### Listing
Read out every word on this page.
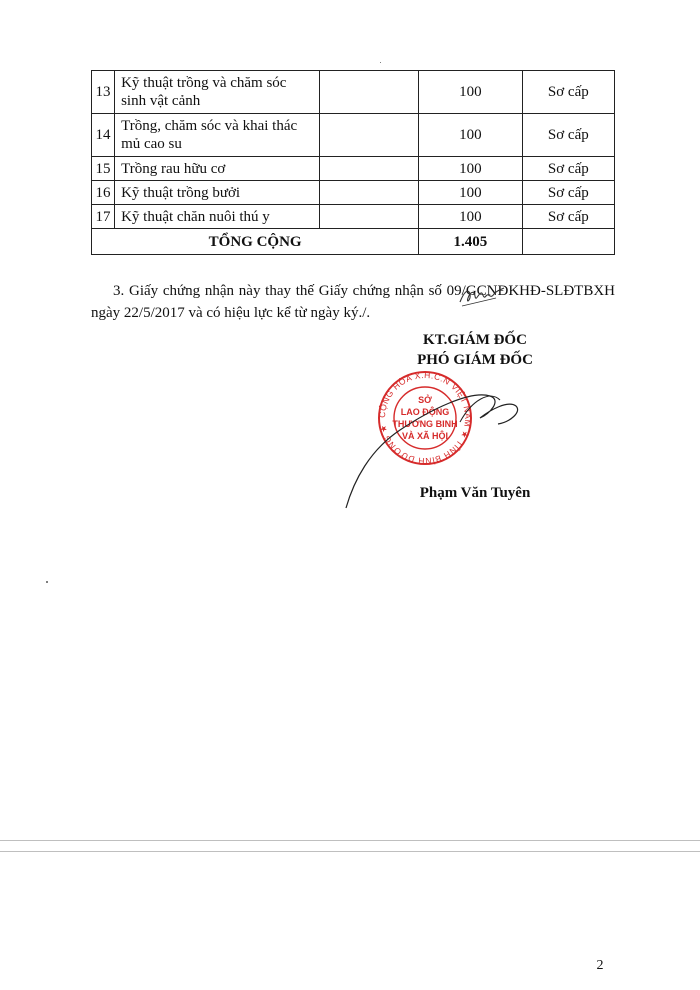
13	Kỹ thuật trồng và chăm sóc sinh vật cảnh		100	Sơ cấp
14	Trồng, chăm sóc và khai thác mủ cao su		100	Sơ cấp
15	Trồng rau hữu cơ		100	Sơ cấp
16	Kỹ thuật trồng bưởi		100	Sơ cấp
17	Kỹ thuật chăn nuôi thú y		100	Sơ cấp
TỔNG CỘNG			1.405	

3. Giấy chứng nhận này thay thế Giấy chứng nhận số 09/GCNĐKHĐ-SLĐTBXH ngày 22/5/2017 và có hiệu lực kể từ ngày ký./.

KT.GIÁM ĐỐC
PHÓ GIÁM ĐỐC
CỘNG HÒA X.H.C.N VIỆT NAM ★ TỈNH BÌNH DƯƠNG ★
SỞ
LAO ĐỘNG
THƯƠNG BINH
VÀ XÃ HỘI
Phạm Văn Tuyên
2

### Written instruction
The records above are to be reproduced exactly; the pictures are to be left out.

### Exercise solution
Read out every word on this page.
13	Kỹ thuật trồng và chăm sóc sinh vật cảnh		100	Sơ cấp
14	Trồng, chăm sóc và khai thác mủ cao su		100	Sơ cấp
15	Trồng rau hữu cơ		100	Sơ cấp
16	Kỹ thuật trồng bưởi		100	Sơ cấp
17	Kỹ thuật chăn nuôi thú y		100	Sơ cấp
TỔNG CỘNG			1.405	

3. Giấy chứng nhận này thay thế Giấy chứng nhận số 09/GCNĐKHĐ-SLĐTBXH ngày 22/5/2017 và có hiệu lực kể từ ngày ký./.

KT.GIÁM ĐỐC
PHÓ GIÁM ĐỐC
CỘNG HÒA X.H.C.N VIỆT NAM ★ TỈNH BÌNH DƯƠNG ★
SỞ
LAO ĐỘNG
THƯƠNG BINH
VÀ XÃ HỘI
Phạm Văn Tuyên
2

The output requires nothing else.